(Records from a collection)

#####

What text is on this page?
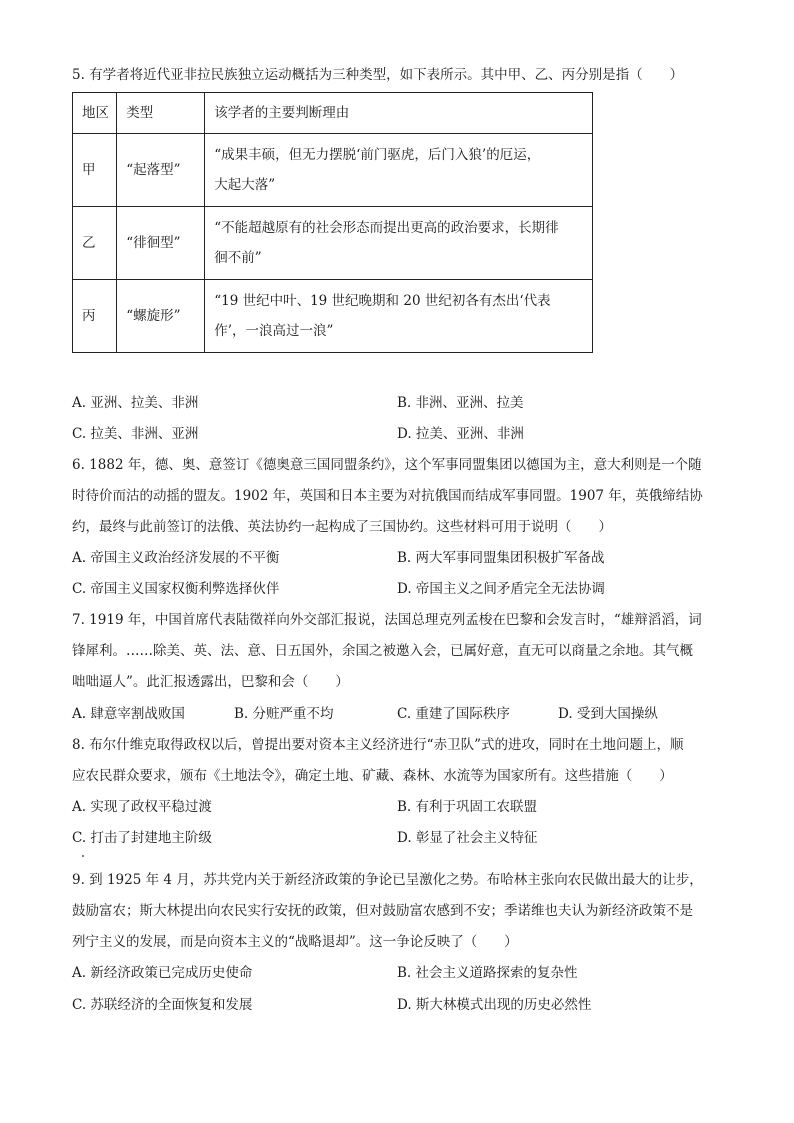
5. 有学者将近代亚非拉民族独立运动概括为三种类型，如下表所示。其中甲、乙、丙分别是指（　　）
地区	类型	该学者的主要判断理由
甲	“起落型”	“成果丰硕，但无力摆脱‘前门驱虎，后门入狼’的厄运，
大起大落”

乙	“徘徊型”	“不能超越原有的社会形态而提出更高的政治要求，长期徘
徊不前”

丙	“螺旋形”	“19 世纪中叶、19 世纪晚期和 20 世纪初各有杰出‘代表
作’，一浪高过一浪”
A. 亚洲、拉美、非洲	B. 非洲、亚洲、拉美
C. 拉美、非洲、亚洲	D. 拉美、亚洲、非洲
6. 1882 年，德、奥、意签订《德奥意三国同盟条约》，这个军事同盟集团以德国为主，意大利则是一个随
时待价而沽的动摇的盟友。1902 年，英国和日本主要为对抗俄国而结成军事同盟。1907 年，英俄缔结协
约，最终与此前签订的法俄、英法协约一起构成了三国协约。这些材料可用于说明（　　）
A. 帝国主义政治经济发展的不平衡	B. 两大军事同盟集团积极扩军备战
C. 帝国主义国家权衡利弊选择伙伴	D. 帝国主义之间矛盾完全无法协调
7. 1919 年，中国首席代表陆徵祥向外交部汇报说，法国总理克列孟梭在巴黎和会发言时，“雄辩滔滔，词
锋犀利。……除美、英、法、意、日五国外，余国之被邀入会，已属好意，直无可以商量之余地。其气概
咄咄逼人”。此汇报透露出，巴黎和会（　　）
A. 肆意宰割战败国	B. 分赃严重不均	C. 重建了国际秩序	D. 受到大国操纵
8. 布尔什维克取得政权以后，曾提出要对资本主义经济进行“赤卫队”式的进攻，同时在土地问题上，顺
应农民群众要求，颁布《土地法令》，确定土地、矿藏、森林、水流等为国家所有。这些措施（　　）
A. 实现了政权平稳过渡	B. 有利于巩固工农联盟
C. 打击了封建地主阶级	D. 彰显了社会主义特征
9. 到 1925 年 4 月，苏共党内关于新经济政策的争论已呈激化之势。布哈林主张向农民做出最大的让步，
鼓励富农；斯大林提出向农民实行安抚的政策，但对鼓励富农感到不安；季诺维也夫认为新经济政策不是
列宁主义的发展，而是向资本主义的“战略退却”。这一争论反映了（　　）
A. 新经济政策已完成历史使命	B. 社会主义道路探索的复杂性
C. 苏联经济的全面恢复和发展	D. 斯大林模式出现的历史必然性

#####

**Task to carry out**
Give the data again exactly as written, with all pictures left out.

**Exercise solution**
What text is on this page?
5. 有学者将近代亚非拉民族独立运动概括为三种类型，如下表所示。其中甲、乙、丙分别是指（　　）
地区	类型	该学者的主要判断理由
甲	“起落型”	“成果丰硕，但无力摆脱‘前门驱虎，后门入狼’的厄运，
大起大落”

乙	“徘徊型”	“不能超越原有的社会形态而提出更高的政治要求，长期徘
徊不前”

丙	“螺旋形”	“19 世纪中叶、19 世纪晚期和 20 世纪初各有杰出‘代表
作’，一浪高过一浪”
A. 亚洲、拉美、非洲	B. 非洲、亚洲、拉美
C. 拉美、非洲、亚洲	D. 拉美、亚洲、非洲
6. 1882 年，德、奥、意签订《德奥意三国同盟条约》，这个军事同盟集团以德国为主，意大利则是一个随
时待价而沽的动摇的盟友。1902 年，英国和日本主要为对抗俄国而结成军事同盟。1907 年，英俄缔结协
约，最终与此前签订的法俄、英法协约一起构成了三国协约。这些材料可用于说明（　　）
A. 帝国主义政治经济发展的不平衡	B. 两大军事同盟集团积极扩军备战
C. 帝国主义国家权衡利弊选择伙伴	D. 帝国主义之间矛盾完全无法协调
7. 1919 年，中国首席代表陆徵祥向外交部汇报说，法国总理克列孟梭在巴黎和会发言时，“雄辩滔滔，词
锋犀利。……除美、英、法、意、日五国外，余国之被邀入会，已属好意，直无可以商量之余地。其气概
咄咄逼人”。此汇报透露出，巴黎和会（　　）
A. 肆意宰割战败国	B. 分赃严重不均	C. 重建了国际秩序	D. 受到大国操纵
8. 布尔什维克取得政权以后，曾提出要对资本主义经济进行“赤卫队”式的进攻，同时在土地问题上，顺
应农民群众要求，颁布《土地法令》，确定土地、矿藏、森林、水流等为国家所有。这些措施（　　）
A. 实现了政权平稳过渡	B. 有利于巩固工农联盟
C. 打击了封建地主阶级	D. 彰显了社会主义特征
9. 到 1925 年 4 月，苏共党内关于新经济政策的争论已呈激化之势。布哈林主张向农民做出最大的让步，
鼓励富农；斯大林提出向农民实行安抚的政策，但对鼓励富农感到不安；季诺维也夫认为新经济政策不是
列宁主义的发展，而是向资本主义的“战略退却”。这一争论反映了（　　）
A. 新经济政策已完成历史使命	B. 社会主义道路探索的复杂性
C. 苏联经济的全面恢复和发展	D. 斯大林模式出现的历史必然性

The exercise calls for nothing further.